Aim: All of the listing below must be repeated word for word. Pictures are the only thing to omit.

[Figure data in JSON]
• • • • •

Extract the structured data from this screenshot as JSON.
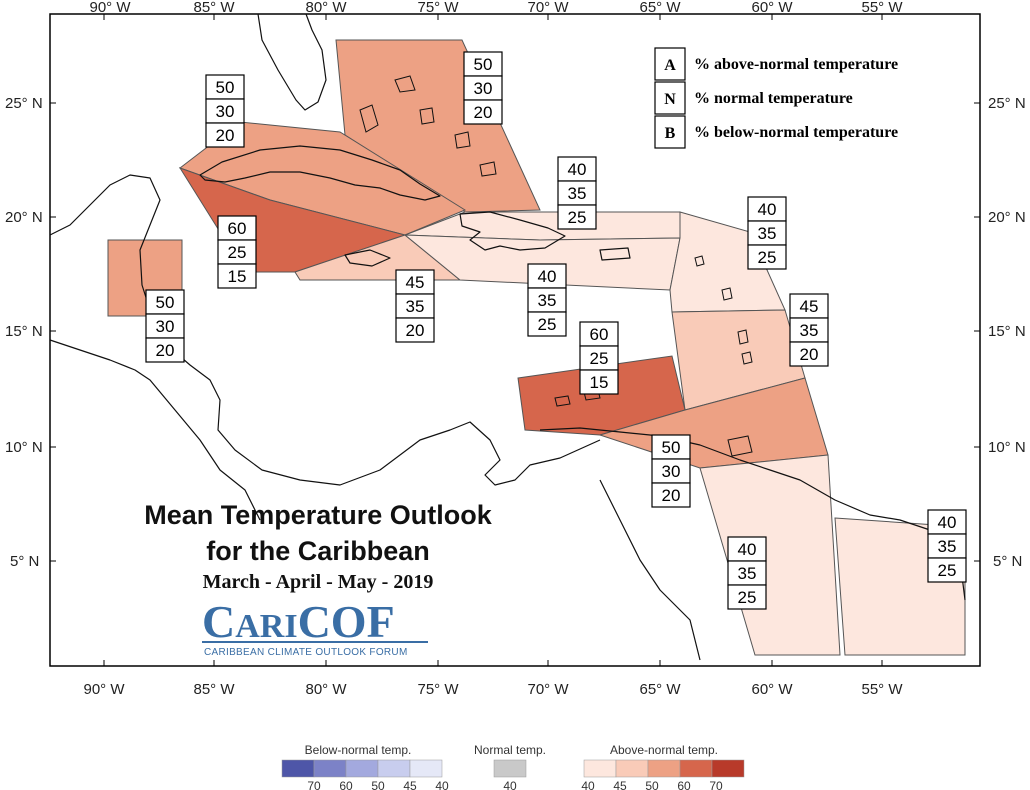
{
  "axes": {
    "lon_labels": [
      "90° W",
      "85° W",
      "80° W",
      "75° W",
      "70° W",
      "65° W",
      "60° W",
      "55° W"
    ],
    "lat_labels": [
      "25° N",
      "20° N",
      "15° N",
      "10° N",
      "5° N"
    ]
  },
  "legend": {
    "items": [
      {
        "key": "A",
        "text": "% above-normal temperature"
      },
      {
        "key": "N",
        "text": "% normal temperature"
      },
      {
        "key": "B",
        "text": "% below-normal temperature"
      }
    ]
  },
  "title": {
    "line1": "Mean Temperature Outlook",
    "line2": "for the Caribbean",
    "period": "March - April - May - 2019"
  },
  "logo": {
    "name": "CARICOF",
    "subtitle": "CARIBBEAN CLIMATE OUTLOOK FORUM"
  },
  "colors": {
    "above_40": "#fde7de",
    "above_45": "#f9cbb8",
    "above_50": "#eda184",
    "above_60": "#d6664c",
    "above_70": "#b83a2a",
    "normal": "#c9c9c9",
    "below_40": "#e5e8f7",
    "below_45": "#c8cdee",
    "below_50": "#a3a9de",
    "below_60": "#7c82c7",
    "below_70": "#4e56a8"
  },
  "probability_boxes": [
    {
      "region": "bahamas",
      "above": "50",
      "normal": "30",
      "below": "20"
    },
    {
      "region": "cuba",
      "above": "50",
      "normal": "30",
      "below": "20"
    },
    {
      "region": "hispaniola-north",
      "above": "40",
      "normal": "35",
      "below": "25"
    },
    {
      "region": "cayman-jamaica-west",
      "above": "60",
      "normal": "25",
      "below": "15"
    },
    {
      "region": "jamaica",
      "above": "45",
      "normal": "35",
      "below": "20"
    },
    {
      "region": "belize",
      "above": "50",
      "normal": "30",
      "below": "20"
    },
    {
      "region": "hispaniola-south-pr",
      "above": "40",
      "normal": "35",
      "below": "25"
    },
    {
      "region": "leeward-islands",
      "above": "40",
      "normal": "35",
      "below": "25"
    },
    {
      "region": "windward-islands",
      "above": "45",
      "normal": "35",
      "below": "20"
    },
    {
      "region": "abc-islands",
      "above": "60",
      "normal": "25",
      "below": "15"
    },
    {
      "region": "trinidad-tobago",
      "above": "50",
      "normal": "30",
      "below": "20"
    },
    {
      "region": "guyana",
      "above": "40",
      "normal": "35",
      "below": "25"
    },
    {
      "region": "suriname-fr-guiana",
      "above": "40",
      "normal": "35",
      "below": "25"
    }
  ],
  "color_scale": {
    "below_title": "Below-normal temp.",
    "normal_title": "Normal temp.",
    "above_title": "Above-normal temp.",
    "below_ticks": [
      "70",
      "60",
      "50",
      "45",
      "40"
    ],
    "normal_ticks": [
      "40"
    ],
    "above_ticks": [
      "40",
      "45",
      "50",
      "60",
      "70"
    ]
  }
}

• • • • •

The reply:
Extract the structured data from this screenshot as JSON.
{
  "axes": {
    "lon_labels": [
      "90° W",
      "85° W",
      "80° W",
      "75° W",
      "70° W",
      "65° W",
      "60° W",
      "55° W"
    ],
    "lat_labels": [
      "25° N",
      "20° N",
      "15° N",
      "10° N",
      "5° N"
    ]
  },
  "legend": {
    "items": [
      {
        "key": "A",
        "text": "% above-normal temperature"
      },
      {
        "key": "N",
        "text": "% normal temperature"
      },
      {
        "key": "B",
        "text": "% below-normal temperature"
      }
    ]
  },
  "title": {
    "line1": "Mean Temperature Outlook",
    "line2": "for the Caribbean",
    "period": "March - April - May - 2019"
  },
  "logo": {
    "name": "CARICOF",
    "subtitle": "CARIBBEAN CLIMATE OUTLOOK FORUM"
  },
  "colors": {
    "above_40": "#fde7de",
    "above_45": "#f9cbb8",
    "above_50": "#eda184",
    "above_60": "#d6664c",
    "above_70": "#b83a2a",
    "normal": "#c9c9c9",
    "below_40": "#e5e8f7",
    "below_45": "#c8cdee",
    "below_50": "#a3a9de",
    "below_60": "#7c82c7",
    "below_70": "#4e56a8"
  },
  "probability_boxes": [
    {
      "region": "bahamas",
      "above": "50",
      "normal": "30",
      "below": "20"
    },
    {
      "region": "cuba",
      "above": "50",
      "normal": "30",
      "below": "20"
    },
    {
      "region": "hispaniola-north",
      "above": "40",
      "normal": "35",
      "below": "25"
    },
    {
      "region": "cayman-jamaica-west",
      "above": "60",
      "normal": "25",
      "below": "15"
    },
    {
      "region": "jamaica",
      "above": "45",
      "normal": "35",
      "below": "20"
    },
    {
      "region": "belize",
      "above": "50",
      "normal": "30",
      "below": "20"
    },
    {
      "region": "hispaniola-south-pr",
      "above": "40",
      "normal": "35",
      "below": "25"
    },
    {
      "region": "leeward-islands",
      "above": "40",
      "normal": "35",
      "below": "25"
    },
    {
      "region": "windward-islands",
      "above": "45",
      "normal": "35",
      "below": "20"
    },
    {
      "region": "abc-islands",
      "above": "60",
      "normal": "25",
      "below": "15"
    },
    {
      "region": "trinidad-tobago",
      "above": "50",
      "normal": "30",
      "below": "20"
    },
    {
      "region": "guyana",
      "above": "40",
      "normal": "35",
      "below": "25"
    },
    {
      "region": "suriname-fr-guiana",
      "above": "40",
      "normal": "35",
      "below": "25"
    }
  ],
  "color_scale": {
    "below_title": "Below-normal temp.",
    "normal_title": "Normal temp.",
    "above_title": "Above-normal temp.",
    "below_ticks": [
      "70",
      "60",
      "50",
      "45",
      "40"
    ],
    "normal_ticks": [
      "40"
    ],
    "above_ticks": [
      "40",
      "45",
      "50",
      "60",
      "70"
    ]
  }
}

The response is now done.